Records supplied »
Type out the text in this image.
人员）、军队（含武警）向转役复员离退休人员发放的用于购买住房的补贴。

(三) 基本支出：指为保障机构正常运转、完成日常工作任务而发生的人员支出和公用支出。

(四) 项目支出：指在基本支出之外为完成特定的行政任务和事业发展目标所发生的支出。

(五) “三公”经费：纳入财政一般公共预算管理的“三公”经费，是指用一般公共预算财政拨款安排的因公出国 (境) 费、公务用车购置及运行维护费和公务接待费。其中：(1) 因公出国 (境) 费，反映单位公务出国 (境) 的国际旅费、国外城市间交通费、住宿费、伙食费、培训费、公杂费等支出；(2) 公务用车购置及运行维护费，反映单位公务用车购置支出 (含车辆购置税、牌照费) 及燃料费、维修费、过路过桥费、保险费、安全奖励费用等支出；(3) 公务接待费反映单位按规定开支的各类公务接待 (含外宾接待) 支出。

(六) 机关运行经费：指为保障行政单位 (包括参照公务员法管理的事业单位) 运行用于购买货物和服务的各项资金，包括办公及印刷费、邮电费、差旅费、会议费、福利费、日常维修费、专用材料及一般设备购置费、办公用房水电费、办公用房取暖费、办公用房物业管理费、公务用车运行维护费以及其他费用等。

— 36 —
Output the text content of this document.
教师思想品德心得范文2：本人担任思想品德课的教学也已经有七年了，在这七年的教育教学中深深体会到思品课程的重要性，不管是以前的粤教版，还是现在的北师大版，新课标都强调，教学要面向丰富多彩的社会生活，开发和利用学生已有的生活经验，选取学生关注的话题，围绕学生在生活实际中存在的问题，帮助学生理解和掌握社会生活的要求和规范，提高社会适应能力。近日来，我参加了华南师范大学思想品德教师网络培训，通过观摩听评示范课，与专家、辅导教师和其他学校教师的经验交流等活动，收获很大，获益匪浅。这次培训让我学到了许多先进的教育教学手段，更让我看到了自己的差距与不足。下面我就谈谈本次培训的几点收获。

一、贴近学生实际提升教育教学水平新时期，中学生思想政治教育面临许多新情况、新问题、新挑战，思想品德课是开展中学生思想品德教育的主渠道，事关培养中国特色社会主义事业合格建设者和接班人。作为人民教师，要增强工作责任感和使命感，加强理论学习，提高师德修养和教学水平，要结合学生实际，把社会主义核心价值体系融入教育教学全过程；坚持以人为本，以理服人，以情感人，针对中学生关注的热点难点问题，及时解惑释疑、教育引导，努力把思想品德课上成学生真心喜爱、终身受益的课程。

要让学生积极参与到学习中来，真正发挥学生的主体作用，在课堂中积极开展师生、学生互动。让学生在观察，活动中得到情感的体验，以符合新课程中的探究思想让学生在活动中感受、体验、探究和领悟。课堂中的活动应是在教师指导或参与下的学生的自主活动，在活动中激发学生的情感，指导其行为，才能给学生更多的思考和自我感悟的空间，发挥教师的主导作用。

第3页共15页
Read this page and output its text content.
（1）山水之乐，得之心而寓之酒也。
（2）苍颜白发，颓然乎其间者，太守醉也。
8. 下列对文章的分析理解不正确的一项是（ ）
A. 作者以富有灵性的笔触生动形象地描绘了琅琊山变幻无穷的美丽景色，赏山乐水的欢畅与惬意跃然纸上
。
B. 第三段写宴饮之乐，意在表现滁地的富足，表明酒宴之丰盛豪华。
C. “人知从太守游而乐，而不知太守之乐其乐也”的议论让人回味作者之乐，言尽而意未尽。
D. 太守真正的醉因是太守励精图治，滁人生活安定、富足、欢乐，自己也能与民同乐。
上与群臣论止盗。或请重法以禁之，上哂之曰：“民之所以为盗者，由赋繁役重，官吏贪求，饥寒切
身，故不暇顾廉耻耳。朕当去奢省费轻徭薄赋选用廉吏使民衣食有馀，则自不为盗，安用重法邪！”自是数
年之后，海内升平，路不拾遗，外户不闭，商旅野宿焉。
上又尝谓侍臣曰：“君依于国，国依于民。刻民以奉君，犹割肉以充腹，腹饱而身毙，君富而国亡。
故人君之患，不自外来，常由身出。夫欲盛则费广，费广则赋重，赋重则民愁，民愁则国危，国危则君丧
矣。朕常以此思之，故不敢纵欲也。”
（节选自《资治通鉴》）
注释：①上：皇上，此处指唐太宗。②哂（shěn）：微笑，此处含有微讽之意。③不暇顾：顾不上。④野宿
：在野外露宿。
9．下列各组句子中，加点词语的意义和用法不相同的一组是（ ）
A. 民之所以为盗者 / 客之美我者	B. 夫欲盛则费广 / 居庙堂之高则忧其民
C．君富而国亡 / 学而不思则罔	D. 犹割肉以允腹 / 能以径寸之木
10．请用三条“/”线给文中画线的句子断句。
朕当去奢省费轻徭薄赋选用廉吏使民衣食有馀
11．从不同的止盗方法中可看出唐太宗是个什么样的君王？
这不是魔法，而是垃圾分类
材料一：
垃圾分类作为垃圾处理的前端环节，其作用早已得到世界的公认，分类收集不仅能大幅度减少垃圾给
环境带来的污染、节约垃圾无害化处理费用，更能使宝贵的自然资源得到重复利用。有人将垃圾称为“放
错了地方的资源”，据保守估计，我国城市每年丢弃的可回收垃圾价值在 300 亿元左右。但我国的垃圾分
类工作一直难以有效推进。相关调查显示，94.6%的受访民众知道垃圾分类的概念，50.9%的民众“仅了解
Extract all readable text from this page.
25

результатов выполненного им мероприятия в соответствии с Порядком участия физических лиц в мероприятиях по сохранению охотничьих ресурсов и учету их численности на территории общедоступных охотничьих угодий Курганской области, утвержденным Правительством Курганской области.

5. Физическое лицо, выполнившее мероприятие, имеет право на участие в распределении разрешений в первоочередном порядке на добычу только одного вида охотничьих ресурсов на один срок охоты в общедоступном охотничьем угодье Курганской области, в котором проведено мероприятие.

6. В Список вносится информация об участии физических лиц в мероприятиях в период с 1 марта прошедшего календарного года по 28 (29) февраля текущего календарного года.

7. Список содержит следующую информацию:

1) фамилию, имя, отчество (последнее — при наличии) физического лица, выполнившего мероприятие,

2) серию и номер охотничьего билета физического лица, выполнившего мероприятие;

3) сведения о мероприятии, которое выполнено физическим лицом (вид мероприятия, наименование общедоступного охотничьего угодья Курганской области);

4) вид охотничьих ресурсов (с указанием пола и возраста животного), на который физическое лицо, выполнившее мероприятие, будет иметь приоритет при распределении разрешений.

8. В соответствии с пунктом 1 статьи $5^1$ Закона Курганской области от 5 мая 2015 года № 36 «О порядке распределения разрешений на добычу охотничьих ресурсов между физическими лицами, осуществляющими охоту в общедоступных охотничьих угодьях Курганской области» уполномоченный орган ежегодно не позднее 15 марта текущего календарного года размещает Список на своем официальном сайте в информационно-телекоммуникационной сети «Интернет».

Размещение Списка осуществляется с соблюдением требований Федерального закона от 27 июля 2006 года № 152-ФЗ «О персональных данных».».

Aim » Write out all of the records once more, exactly.

Solution for this problem »
Type out the text in this image.
人员）、军队（含武警）向转役复员离退休人员发放的用于购买住房的补贴。

(三) 基本支出：指为保障机构正常运转、完成日常工作任务而发生的人员支出和公用支出。

(四) 项目支出：指在基本支出之外为完成特定的行政任务和事业发展目标所发生的支出。

(五) “三公”经费：纳入财政一般公共预算管理的“三公”经费，是指用一般公共预算财政拨款安排的因公出国 (境) 费、公务用车购置及运行维护费和公务接待费。其中：(1) 因公出国 (境) 费，反映单位公务出国 (境) 的国际旅费、国外城市间交通费、住宿费、伙食费、培训费、公杂费等支出；(2) 公务用车购置及运行维护费，反映单位公务用车购置支出 (含车辆购置税、牌照费) 及燃料费、维修费、过路过桥费、保险费、安全奖励费用等支出；(3) 公务接待费反映单位按规定开支的各类公务接待 (含外宾接待) 支出。

(六) 机关运行经费：指为保障行政单位 (包括参照公务员法管理的事业单位) 运行用于购买货物和服务的各项资金，包括办公及印刷费、邮电费、差旅费、会议费、福利费、日常维修费、专用材料及一般设备购置费、办公用房水电费、办公用房取暖费、办公用房物业管理费、公务用车运行维护费以及其他费用等。

— 36 —
Output the text content of this document.
教师思想品德心得范文2：本人担任思想品德课的教学也已经有七年了，在这七年的教育教学中深深体会到思品课程的重要性，不管是以前的粤教版，还是现在的北师大版，新课标都强调，教学要面向丰富多彩的社会生活，开发和利用学生已有的生活经验，选取学生关注的话题，围绕学生在生活实际中存在的问题，帮助学生理解和掌握社会生活的要求和规范，提高社会适应能力。近日来，我参加了华南师范大学思想品德教师网络培训，通过观摩听评示范课，与专家、辅导教师和其他学校教师的经验交流等活动，收获很大，获益匪浅。这次培训让我学到了许多先进的教育教学手段，更让我看到了自己的差距与不足。下面我就谈谈本次培训的几点收获。

一、贴近学生实际提升教育教学水平新时期，中学生思想政治教育面临许多新情况、新问题、新挑战，思想品德课是开展中学生思想品德教育的主渠道，事关培养中国特色社会主义事业合格建设者和接班人。作为人民教师，要增强工作责任感和使命感，加强理论学习，提高师德修养和教学水平，要结合学生实际，把社会主义核心价值体系融入教育教学全过程；坚持以人为本，以理服人，以情感人，针对中学生关注的热点难点问题，及时解惑释疑、教育引导，努力把思想品德课上成学生真心喜爱、终身受益的课程。

要让学生积极参与到学习中来，真正发挥学生的主体作用，在课堂中积极开展师生、学生互动。让学生在观察，活动中得到情感的体验，以符合新课程中的探究思想让学生在活动中感受、体验、探究和领悟。课堂中的活动应是在教师指导或参与下的学生的自主活动，在活动中激发学生的情感，指导其行为，才能给学生更多的思考和自我感悟的空间，发挥教师的主导作用。

第3页共15页
Read this page and output its text content.
（1）山水之乐，得之心而寓之酒也。
（2）苍颜白发，颓然乎其间者，太守醉也。
8. 下列对文章的分析理解不正确的一项是（ ）
A. 作者以富有灵性的笔触生动形象地描绘了琅琊山变幻无穷的美丽景色，赏山乐水的欢畅与惬意跃然纸上
。
B. 第三段写宴饮之乐，意在表现滁地的富足，表明酒宴之丰盛豪华。
C. “人知从太守游而乐，而不知太守之乐其乐也”的议论让人回味作者之乐，言尽而意未尽。
D. 太守真正的醉因是太守励精图治，滁人生活安定、富足、欢乐，自己也能与民同乐。
上与群臣论止盗。或请重法以禁之，上哂之曰：“民之所以为盗者，由赋繁役重，官吏贪求，饥寒切
身，故不暇顾廉耻耳。朕当去奢省费轻徭薄赋选用廉吏使民衣食有馀，则自不为盗，安用重法邪！”自是数
年之后，海内升平，路不拾遗，外户不闭，商旅野宿焉。
上又尝谓侍臣曰：“君依于国，国依于民。刻民以奉君，犹割肉以充腹，腹饱而身毙，君富而国亡。
故人君之患，不自外来，常由身出。夫欲盛则费广，费广则赋重，赋重则民愁，民愁则国危，国危则君丧
矣。朕常以此思之，故不敢纵欲也。”
（节选自《资治通鉴》）
注释：①上：皇上，此处指唐太宗。②哂（shěn）：微笑，此处含有微讽之意。③不暇顾：顾不上。④野宿
：在野外露宿。
9．下列各组句子中，加点词语的意义和用法不相同的一组是（ ）
A. 民之所以为盗者 / 客之美我者	B. 夫欲盛则费广 / 居庙堂之高则忧其民
C．君富而国亡 / 学而不思则罔	D. 犹割肉以允腹 / 能以径寸之木
10．请用三条“/”线给文中画线的句子断句。
朕当去奢省费轻徭薄赋选用廉吏使民衣食有馀
11．从不同的止盗方法中可看出唐太宗是个什么样的君王？
这不是魔法，而是垃圾分类
材料一：
垃圾分类作为垃圾处理的前端环节，其作用早已得到世界的公认，分类收集不仅能大幅度减少垃圾给
环境带来的污染、节约垃圾无害化处理费用，更能使宝贵的自然资源得到重复利用。有人将垃圾称为“放
错了地方的资源”，据保守估计，我国城市每年丢弃的可回收垃圾价值在 300 亿元左右。但我国的垃圾分
类工作一直难以有效推进。相关调查显示，94.6%的受访民众知道垃圾分类的概念，50.9%的民众“仅了解
Extract all readable text from this page.
25

результатов выполненного им мероприятия в соответствии с Порядком участия физических лиц в мероприятиях по сохранению охотничьих ресурсов и учету их численности на территории общедоступных охотничьих угодий Курганской области, утвержденным Правительством Курганской области.

5. Физическое лицо, выполнившее мероприятие, имеет право на участие в распределении разрешений в первоочередном порядке на добычу только одного вида охотничьих ресурсов на один срок охоты в общедоступном охотничьем угодье Курганской области, в котором проведено мероприятие.

6. В Список вносится информация об участии физических лиц в мероприятиях в период с 1 марта прошедшего календарного года по 28 (29) февраля текущего календарного года.

7. Список содержит следующую информацию:

1) фамилию, имя, отчество (последнее — при наличии) физического лица, выполнившего мероприятие,

2) серию и номер охотничьего билета физического лица, выполнившего мероприятие;

3) сведения о мероприятии, которое выполнено физическим лицом (вид мероприятия, наименование общедоступного охотничьего угодья Курганской области);

4) вид охотничьих ресурсов (с указанием пола и возраста животного), на который физическое лицо, выполнившее мероприятие, будет иметь приоритет при распределении разрешений.

8. В соответствии с пунктом 1 статьи $5^1$ Закона Курганской области от 5 мая 2015 года № 36 «О порядке распределения разрешений на добычу охотничьих ресурсов между физическими лицами, осуществляющими охоту в общедоступных охотничьих угодьях Курганской области» уполномоченный орган ежегодно не позднее 15 марта текущего календарного года размещает Список на своем официальном сайте в информационно-телекоммуникационной сети «Интернет».

Размещение Списка осуществляется с соблюдением требований Федерального закона от 27 июля 2006 года № 152-ФЗ «О персональных данных».».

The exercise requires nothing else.